■ **Exercise directions**:
From the entries that follow, gather each line holding the word "with".

■ **Extracted information**:
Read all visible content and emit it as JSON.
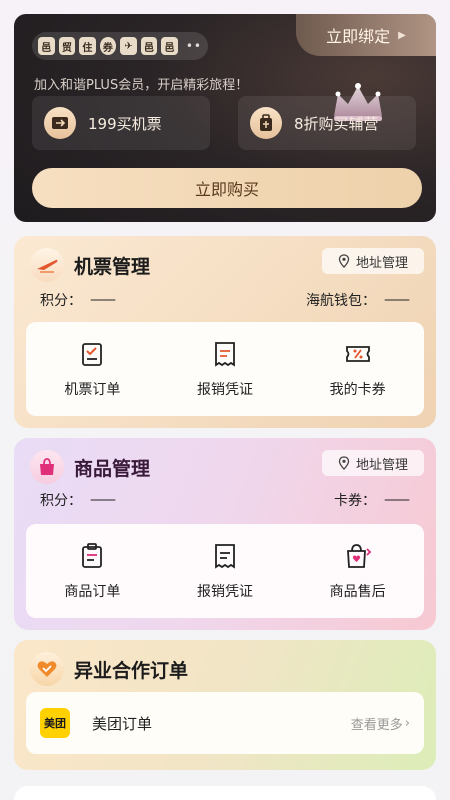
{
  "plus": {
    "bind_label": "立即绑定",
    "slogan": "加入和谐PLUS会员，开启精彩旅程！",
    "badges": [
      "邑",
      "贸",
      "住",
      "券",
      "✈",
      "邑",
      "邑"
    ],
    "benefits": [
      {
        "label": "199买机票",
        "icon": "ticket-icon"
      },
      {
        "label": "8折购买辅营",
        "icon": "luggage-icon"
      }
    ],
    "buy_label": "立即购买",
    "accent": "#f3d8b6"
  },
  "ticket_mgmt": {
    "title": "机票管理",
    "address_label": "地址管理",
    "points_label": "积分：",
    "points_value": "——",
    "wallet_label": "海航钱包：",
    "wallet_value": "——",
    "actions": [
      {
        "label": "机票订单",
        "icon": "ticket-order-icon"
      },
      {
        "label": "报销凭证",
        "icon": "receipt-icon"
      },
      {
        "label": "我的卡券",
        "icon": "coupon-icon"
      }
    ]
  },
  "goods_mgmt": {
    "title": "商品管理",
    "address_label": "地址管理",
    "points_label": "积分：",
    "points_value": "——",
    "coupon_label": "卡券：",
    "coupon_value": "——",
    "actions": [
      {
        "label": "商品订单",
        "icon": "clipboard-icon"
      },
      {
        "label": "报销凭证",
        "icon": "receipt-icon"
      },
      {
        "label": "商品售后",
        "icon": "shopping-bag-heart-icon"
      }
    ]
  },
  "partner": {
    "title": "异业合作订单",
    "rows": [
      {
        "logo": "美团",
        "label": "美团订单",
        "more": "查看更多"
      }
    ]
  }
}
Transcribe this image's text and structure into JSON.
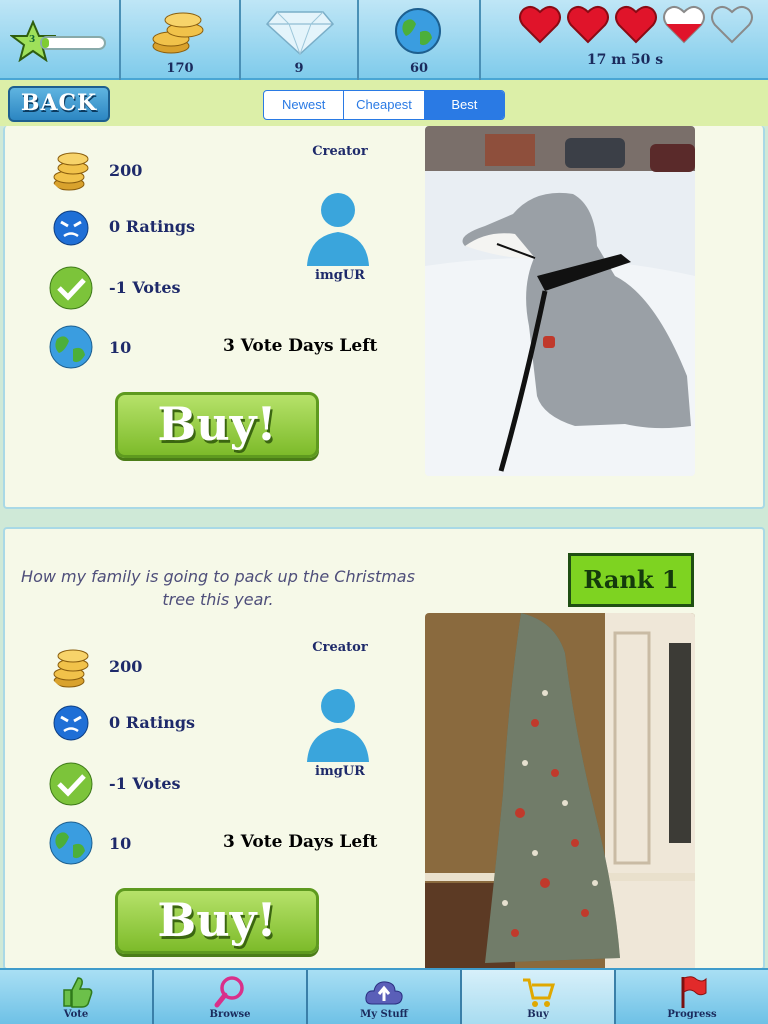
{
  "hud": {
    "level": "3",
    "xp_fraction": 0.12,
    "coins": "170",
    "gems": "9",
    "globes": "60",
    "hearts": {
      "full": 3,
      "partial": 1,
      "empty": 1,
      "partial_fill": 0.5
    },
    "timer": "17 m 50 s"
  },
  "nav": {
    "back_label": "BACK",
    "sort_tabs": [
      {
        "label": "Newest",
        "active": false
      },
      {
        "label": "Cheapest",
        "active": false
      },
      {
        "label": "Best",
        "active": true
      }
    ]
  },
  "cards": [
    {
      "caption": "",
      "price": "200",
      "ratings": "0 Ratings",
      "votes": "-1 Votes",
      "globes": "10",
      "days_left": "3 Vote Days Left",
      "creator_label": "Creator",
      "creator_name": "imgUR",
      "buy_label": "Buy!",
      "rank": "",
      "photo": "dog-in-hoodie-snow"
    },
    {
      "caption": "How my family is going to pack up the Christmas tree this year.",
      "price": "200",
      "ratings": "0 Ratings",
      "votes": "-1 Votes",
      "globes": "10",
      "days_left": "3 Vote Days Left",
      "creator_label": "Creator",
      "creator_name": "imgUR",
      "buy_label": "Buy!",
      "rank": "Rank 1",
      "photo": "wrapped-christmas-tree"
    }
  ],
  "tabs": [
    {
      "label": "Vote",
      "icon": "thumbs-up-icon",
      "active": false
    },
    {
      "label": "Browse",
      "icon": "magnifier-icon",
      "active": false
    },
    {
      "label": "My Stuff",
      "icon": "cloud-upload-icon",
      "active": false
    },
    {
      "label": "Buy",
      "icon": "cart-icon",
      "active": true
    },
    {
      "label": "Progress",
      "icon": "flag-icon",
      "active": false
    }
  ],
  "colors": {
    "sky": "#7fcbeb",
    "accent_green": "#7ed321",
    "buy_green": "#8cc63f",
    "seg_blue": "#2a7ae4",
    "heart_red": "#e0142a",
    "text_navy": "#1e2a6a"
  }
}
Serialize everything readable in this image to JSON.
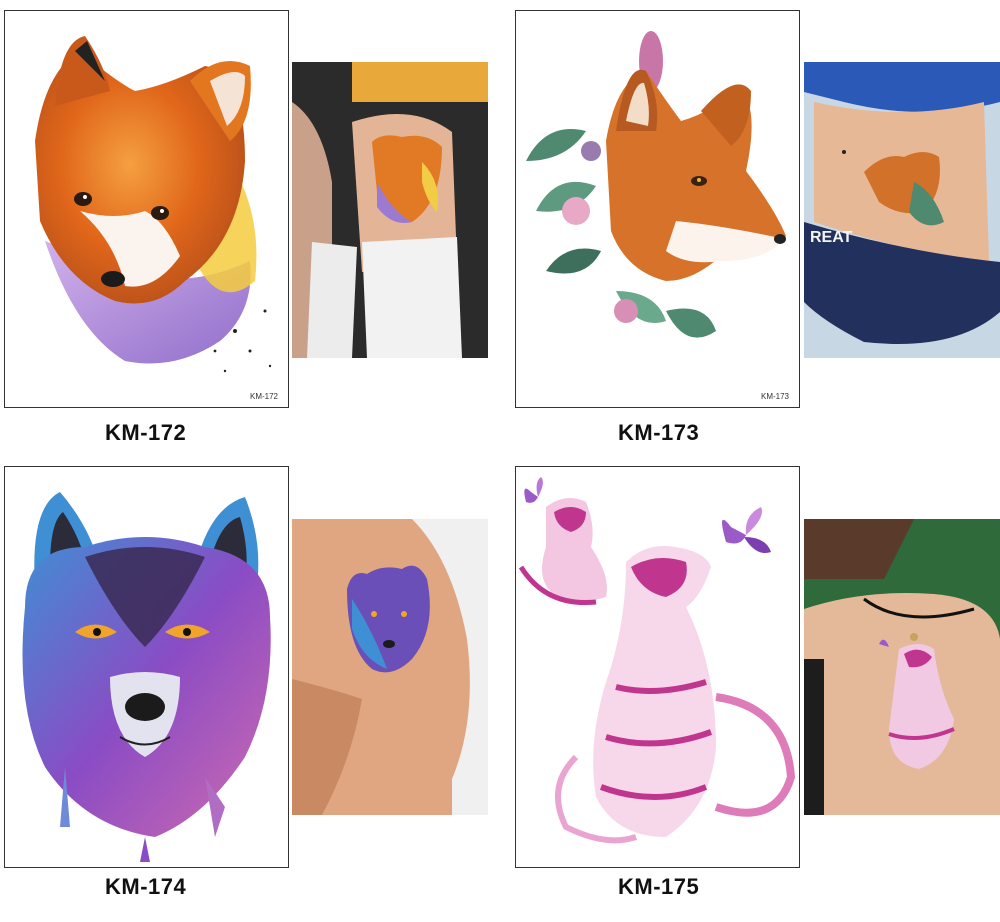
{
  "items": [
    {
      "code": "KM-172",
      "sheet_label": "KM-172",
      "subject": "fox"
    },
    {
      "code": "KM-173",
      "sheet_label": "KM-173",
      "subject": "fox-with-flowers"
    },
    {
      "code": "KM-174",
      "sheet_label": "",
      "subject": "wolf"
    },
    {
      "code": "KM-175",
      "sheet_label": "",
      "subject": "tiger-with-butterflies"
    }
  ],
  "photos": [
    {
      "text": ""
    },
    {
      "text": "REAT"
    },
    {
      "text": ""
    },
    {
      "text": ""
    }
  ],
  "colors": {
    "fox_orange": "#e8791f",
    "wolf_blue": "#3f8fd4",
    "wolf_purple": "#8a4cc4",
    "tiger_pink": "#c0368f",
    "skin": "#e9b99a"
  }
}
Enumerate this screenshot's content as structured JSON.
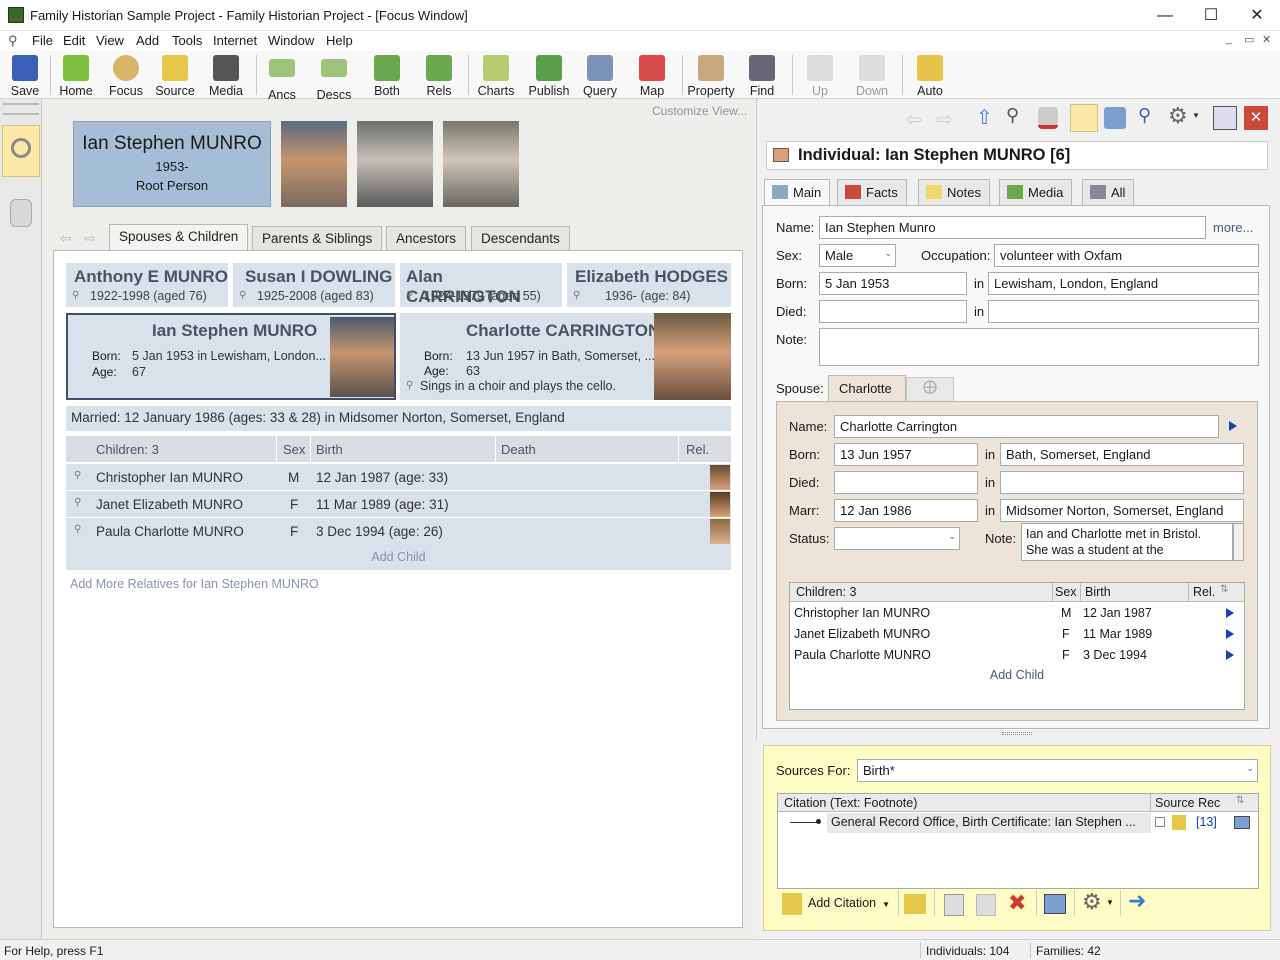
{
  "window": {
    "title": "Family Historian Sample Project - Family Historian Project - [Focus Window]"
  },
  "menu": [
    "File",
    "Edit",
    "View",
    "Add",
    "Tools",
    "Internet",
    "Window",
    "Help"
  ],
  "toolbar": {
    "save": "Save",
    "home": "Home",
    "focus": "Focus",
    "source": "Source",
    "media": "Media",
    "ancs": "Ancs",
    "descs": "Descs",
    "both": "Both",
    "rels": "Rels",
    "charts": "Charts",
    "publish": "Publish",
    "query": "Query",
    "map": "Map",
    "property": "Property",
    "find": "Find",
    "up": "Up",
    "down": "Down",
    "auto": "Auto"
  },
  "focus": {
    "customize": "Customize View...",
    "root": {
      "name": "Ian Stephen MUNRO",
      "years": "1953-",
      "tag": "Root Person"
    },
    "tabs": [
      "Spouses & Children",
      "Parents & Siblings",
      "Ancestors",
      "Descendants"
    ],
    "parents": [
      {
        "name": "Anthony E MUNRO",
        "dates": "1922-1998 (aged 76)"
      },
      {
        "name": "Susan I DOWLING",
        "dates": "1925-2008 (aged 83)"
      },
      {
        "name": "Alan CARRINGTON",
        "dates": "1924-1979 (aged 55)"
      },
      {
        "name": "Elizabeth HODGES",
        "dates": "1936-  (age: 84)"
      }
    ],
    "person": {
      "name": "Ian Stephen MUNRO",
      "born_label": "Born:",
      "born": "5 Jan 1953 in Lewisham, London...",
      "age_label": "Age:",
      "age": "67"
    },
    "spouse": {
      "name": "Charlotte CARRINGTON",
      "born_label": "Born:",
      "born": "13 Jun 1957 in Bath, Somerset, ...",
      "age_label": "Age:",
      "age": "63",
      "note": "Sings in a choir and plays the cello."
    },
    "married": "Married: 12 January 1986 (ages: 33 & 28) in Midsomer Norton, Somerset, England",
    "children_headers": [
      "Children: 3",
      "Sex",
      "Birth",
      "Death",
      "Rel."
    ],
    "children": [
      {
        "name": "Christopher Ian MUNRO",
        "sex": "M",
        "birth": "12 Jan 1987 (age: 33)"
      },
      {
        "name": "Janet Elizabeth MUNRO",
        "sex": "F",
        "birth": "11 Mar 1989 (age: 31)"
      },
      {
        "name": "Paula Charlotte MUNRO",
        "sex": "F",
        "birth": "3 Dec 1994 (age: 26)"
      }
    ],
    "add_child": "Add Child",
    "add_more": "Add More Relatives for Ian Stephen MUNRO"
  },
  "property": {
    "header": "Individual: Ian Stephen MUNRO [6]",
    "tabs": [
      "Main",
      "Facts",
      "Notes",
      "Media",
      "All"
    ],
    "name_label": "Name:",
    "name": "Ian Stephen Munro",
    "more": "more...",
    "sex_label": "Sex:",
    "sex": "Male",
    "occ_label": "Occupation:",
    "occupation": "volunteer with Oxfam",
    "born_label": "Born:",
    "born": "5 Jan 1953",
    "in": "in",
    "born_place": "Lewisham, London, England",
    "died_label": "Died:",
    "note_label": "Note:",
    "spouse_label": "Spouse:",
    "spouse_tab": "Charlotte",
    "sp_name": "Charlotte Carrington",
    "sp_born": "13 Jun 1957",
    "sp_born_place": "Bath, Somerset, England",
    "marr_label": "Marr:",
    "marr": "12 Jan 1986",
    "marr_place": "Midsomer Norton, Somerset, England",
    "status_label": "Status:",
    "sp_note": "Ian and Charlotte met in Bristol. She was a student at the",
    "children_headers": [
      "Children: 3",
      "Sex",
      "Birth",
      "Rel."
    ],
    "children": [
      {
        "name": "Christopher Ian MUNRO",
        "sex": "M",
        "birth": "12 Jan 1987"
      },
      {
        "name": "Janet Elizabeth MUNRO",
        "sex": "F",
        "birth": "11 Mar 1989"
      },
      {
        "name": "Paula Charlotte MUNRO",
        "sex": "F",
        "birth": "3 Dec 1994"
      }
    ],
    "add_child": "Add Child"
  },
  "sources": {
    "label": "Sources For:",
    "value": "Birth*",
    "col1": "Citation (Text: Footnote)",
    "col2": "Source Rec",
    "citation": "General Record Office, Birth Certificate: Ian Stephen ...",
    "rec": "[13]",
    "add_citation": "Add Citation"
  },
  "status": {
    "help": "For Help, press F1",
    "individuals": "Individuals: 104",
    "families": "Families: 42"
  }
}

■ **Task response**:
      "subject": "fox-with-flowers"
      "subject": "tiger-with-butterflies"
    "occupation": "volunteer with Oxfam",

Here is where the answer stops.